■ **Task directions**
Write out exactly, please, the lines from the one containing "Give me the" to the end of the material.
[Start Records supplied]
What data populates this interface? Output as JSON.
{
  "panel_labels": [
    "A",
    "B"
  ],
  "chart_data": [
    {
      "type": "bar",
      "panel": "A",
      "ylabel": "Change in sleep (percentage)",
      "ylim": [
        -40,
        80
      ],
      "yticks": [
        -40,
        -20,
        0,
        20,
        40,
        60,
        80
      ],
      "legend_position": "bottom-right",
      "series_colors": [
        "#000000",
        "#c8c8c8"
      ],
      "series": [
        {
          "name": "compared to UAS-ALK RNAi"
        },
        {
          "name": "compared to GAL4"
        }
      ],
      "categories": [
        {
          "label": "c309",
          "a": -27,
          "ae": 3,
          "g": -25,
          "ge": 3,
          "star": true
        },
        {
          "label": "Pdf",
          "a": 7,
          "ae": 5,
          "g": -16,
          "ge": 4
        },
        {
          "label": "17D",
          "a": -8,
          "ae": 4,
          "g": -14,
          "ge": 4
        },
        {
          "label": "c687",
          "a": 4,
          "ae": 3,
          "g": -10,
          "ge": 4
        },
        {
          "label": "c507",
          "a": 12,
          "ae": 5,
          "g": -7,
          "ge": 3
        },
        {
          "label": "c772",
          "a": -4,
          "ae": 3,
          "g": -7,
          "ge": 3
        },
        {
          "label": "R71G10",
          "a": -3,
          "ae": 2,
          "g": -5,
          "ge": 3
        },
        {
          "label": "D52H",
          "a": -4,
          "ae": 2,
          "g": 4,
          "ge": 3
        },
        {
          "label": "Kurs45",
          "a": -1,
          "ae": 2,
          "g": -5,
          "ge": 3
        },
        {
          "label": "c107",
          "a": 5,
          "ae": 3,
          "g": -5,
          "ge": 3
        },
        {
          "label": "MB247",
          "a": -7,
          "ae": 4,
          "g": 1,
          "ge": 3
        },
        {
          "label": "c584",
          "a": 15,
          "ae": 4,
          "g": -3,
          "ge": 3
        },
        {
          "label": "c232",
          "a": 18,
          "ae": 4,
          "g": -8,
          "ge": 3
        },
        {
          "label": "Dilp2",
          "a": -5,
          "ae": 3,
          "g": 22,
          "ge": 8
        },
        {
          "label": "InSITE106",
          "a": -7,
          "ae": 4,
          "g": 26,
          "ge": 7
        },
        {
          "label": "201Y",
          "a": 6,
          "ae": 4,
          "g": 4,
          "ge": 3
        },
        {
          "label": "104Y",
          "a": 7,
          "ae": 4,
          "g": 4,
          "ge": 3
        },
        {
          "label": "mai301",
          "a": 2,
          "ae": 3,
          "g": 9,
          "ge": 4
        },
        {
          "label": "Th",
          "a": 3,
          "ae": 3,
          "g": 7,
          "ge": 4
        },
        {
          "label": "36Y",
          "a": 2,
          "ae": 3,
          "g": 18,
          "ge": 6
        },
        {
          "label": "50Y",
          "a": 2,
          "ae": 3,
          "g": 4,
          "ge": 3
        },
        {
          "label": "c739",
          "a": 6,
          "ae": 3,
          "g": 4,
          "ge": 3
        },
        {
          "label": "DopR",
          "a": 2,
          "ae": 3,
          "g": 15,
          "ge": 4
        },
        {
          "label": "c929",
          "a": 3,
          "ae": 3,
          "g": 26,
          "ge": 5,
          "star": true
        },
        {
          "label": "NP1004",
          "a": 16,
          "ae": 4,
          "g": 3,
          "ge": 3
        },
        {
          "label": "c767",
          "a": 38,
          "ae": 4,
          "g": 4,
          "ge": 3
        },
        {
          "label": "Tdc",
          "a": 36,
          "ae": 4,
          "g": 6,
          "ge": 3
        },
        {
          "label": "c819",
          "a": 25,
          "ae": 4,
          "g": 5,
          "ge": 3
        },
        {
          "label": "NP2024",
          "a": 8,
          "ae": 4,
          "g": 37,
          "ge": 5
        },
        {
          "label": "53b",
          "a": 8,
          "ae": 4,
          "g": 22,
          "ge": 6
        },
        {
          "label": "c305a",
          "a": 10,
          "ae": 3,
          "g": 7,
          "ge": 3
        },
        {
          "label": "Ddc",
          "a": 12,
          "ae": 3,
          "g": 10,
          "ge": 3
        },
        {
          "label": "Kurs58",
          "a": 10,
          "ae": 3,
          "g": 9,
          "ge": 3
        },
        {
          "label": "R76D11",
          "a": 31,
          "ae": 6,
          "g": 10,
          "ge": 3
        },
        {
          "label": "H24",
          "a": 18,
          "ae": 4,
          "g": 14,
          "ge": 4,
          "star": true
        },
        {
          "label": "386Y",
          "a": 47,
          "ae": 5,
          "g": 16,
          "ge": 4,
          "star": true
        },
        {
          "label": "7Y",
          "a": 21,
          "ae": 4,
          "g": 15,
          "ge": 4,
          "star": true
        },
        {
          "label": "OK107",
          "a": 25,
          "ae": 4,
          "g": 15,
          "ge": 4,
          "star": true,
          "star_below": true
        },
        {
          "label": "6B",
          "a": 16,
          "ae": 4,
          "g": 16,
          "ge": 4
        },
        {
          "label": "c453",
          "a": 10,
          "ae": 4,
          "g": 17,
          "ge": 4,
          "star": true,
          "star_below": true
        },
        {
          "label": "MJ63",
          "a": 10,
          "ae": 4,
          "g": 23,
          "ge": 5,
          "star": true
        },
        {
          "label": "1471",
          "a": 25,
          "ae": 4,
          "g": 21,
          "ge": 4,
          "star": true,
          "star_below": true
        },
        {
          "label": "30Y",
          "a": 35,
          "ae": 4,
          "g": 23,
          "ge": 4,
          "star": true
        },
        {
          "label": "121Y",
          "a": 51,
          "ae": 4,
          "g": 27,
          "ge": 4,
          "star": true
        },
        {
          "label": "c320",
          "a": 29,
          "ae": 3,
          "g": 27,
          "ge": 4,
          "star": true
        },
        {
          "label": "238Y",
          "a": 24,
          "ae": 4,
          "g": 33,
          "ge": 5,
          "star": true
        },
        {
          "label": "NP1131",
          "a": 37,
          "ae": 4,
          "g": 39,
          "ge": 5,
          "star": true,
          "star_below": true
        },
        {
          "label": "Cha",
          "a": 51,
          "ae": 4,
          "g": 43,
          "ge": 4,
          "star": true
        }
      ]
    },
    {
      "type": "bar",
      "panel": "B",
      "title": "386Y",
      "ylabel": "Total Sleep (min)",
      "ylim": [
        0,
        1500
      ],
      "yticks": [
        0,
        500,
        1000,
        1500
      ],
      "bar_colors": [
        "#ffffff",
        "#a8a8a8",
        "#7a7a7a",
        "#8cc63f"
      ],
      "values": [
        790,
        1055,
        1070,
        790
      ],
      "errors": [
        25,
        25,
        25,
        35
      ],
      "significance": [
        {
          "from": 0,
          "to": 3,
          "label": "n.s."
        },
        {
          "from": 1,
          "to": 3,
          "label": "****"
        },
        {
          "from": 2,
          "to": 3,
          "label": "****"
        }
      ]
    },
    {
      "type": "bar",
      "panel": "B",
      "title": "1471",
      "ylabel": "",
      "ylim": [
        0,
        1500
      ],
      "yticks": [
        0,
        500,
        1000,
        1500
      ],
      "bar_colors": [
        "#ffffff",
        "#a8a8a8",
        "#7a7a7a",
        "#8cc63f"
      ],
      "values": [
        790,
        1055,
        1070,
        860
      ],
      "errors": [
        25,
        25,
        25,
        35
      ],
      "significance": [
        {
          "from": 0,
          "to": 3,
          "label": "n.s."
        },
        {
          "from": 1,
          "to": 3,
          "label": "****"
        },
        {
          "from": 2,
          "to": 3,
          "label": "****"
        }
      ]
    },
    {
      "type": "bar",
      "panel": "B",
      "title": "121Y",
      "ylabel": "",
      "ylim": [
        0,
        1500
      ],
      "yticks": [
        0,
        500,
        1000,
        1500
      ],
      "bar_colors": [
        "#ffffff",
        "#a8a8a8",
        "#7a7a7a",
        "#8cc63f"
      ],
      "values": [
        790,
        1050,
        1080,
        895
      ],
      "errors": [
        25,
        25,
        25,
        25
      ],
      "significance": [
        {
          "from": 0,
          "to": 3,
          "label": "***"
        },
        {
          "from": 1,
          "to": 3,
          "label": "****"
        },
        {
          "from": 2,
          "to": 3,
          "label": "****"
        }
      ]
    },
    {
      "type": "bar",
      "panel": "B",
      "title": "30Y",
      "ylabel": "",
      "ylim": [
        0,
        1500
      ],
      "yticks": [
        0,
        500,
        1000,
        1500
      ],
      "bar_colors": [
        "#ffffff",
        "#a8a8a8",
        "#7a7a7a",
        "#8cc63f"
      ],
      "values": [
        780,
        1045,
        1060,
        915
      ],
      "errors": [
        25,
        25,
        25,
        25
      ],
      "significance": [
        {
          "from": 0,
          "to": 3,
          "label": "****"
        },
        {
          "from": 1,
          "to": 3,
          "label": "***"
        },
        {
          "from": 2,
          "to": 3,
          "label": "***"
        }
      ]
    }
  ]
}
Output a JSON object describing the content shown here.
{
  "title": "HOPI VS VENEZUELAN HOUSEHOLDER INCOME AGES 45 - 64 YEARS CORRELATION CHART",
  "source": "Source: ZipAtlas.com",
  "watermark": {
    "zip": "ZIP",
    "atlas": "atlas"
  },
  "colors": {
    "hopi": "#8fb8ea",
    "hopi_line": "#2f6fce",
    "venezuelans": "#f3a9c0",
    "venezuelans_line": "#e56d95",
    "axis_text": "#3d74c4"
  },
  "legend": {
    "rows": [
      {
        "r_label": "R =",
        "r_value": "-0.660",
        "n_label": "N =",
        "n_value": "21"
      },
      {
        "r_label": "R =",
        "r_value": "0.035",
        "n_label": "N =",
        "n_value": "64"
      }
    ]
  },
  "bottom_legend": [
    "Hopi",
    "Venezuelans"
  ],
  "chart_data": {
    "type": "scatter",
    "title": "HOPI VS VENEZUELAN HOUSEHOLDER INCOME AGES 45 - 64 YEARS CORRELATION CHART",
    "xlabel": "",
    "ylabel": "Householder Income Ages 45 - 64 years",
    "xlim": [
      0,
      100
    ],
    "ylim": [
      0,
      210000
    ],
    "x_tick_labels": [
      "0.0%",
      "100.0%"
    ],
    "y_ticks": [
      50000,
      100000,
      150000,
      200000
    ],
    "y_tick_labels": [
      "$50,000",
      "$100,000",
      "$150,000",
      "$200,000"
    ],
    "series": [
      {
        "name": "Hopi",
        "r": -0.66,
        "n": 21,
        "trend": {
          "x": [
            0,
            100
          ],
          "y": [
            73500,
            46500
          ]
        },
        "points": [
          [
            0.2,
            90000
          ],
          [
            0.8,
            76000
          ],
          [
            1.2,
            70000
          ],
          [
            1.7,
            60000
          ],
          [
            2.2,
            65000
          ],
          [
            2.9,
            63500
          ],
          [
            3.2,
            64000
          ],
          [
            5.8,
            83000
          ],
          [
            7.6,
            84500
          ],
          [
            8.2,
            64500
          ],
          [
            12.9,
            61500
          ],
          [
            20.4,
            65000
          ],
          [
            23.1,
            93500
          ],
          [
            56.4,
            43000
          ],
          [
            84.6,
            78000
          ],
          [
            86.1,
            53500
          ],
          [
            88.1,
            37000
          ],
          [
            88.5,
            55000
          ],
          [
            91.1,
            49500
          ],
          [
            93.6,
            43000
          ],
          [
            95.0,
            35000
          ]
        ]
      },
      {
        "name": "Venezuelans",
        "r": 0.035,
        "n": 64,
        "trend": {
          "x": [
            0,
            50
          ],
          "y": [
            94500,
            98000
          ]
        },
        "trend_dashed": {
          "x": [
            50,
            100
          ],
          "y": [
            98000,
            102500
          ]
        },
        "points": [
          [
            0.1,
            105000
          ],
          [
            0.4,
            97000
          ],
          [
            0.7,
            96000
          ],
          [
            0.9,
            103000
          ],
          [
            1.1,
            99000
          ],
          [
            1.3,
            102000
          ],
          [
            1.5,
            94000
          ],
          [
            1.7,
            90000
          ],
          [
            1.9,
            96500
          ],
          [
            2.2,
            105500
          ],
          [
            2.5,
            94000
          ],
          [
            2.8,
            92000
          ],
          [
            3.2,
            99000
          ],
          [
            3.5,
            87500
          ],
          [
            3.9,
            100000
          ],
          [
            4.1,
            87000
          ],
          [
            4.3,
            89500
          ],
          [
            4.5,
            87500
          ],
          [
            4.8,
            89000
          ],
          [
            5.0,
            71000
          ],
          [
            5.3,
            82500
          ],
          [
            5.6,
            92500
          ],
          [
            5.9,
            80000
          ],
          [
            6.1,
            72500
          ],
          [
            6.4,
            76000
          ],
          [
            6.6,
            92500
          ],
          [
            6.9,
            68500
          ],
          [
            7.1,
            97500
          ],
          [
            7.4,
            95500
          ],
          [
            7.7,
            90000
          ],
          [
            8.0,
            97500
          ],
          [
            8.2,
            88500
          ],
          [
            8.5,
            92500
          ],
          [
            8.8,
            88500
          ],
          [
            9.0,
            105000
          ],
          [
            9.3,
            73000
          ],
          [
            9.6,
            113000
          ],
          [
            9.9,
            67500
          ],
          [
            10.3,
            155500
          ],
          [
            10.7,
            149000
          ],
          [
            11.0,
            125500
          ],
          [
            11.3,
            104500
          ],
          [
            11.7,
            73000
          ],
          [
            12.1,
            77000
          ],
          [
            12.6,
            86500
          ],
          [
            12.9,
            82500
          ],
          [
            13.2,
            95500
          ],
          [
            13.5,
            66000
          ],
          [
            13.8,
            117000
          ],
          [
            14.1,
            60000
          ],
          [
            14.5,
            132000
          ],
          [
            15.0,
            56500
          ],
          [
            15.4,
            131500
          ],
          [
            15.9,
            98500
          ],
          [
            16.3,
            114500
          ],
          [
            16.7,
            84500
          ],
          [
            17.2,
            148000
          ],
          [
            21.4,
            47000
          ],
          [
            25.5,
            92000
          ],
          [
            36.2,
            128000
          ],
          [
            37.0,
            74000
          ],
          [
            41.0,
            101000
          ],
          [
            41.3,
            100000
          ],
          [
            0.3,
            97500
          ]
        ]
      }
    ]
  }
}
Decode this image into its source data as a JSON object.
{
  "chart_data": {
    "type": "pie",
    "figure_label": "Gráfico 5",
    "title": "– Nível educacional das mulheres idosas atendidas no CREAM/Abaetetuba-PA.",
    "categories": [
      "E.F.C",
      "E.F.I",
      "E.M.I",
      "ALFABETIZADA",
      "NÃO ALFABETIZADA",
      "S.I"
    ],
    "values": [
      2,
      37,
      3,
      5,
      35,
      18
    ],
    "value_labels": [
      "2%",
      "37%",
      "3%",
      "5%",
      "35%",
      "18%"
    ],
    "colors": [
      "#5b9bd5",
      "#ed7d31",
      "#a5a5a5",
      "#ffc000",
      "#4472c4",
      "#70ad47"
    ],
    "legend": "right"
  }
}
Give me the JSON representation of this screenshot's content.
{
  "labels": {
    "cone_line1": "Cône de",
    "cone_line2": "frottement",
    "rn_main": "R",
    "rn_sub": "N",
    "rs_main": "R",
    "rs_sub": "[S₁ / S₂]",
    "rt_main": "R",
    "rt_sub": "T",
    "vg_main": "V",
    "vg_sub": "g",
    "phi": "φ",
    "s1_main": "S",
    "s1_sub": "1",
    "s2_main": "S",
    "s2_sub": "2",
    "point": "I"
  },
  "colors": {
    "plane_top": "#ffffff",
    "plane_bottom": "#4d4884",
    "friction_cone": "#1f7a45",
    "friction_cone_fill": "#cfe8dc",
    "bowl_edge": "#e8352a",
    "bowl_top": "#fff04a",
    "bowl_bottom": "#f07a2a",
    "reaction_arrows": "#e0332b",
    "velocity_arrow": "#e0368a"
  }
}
[End Records supplied]
■ **Result**
Give me the JSON representation of this screenshot's content.
{
  "labels": {
    "cone_line1": "Cône de",
    "cone_line2": "frottement",
    "rn_main": "R",
    "rn_sub": "N",
    "rs_main": "R",
    "rs_sub": "[S₁ / S₂]",
    "rt_main": "R",
    "rt_sub": "T",
    "vg_main": "V",
    "vg_sub": "g",
    "phi": "φ",
    "s1_main": "S",
    "s1_sub": "1",
    "s2_main": "S",
    "s2_sub": "2",
    "point": "I"
  },
  "colors": {
    "plane_top": "#ffffff",
    "plane_bottom": "#4d4884",
    "friction_cone": "#1f7a45",
    "friction_cone_fill": "#cfe8dc",
    "bowl_edge": "#e8352a",
    "bowl_top": "#fff04a",
    "bowl_bottom": "#f07a2a",
    "reaction_arrows": "#e0332b",
    "velocity_arrow": "#e0368a"
  }
}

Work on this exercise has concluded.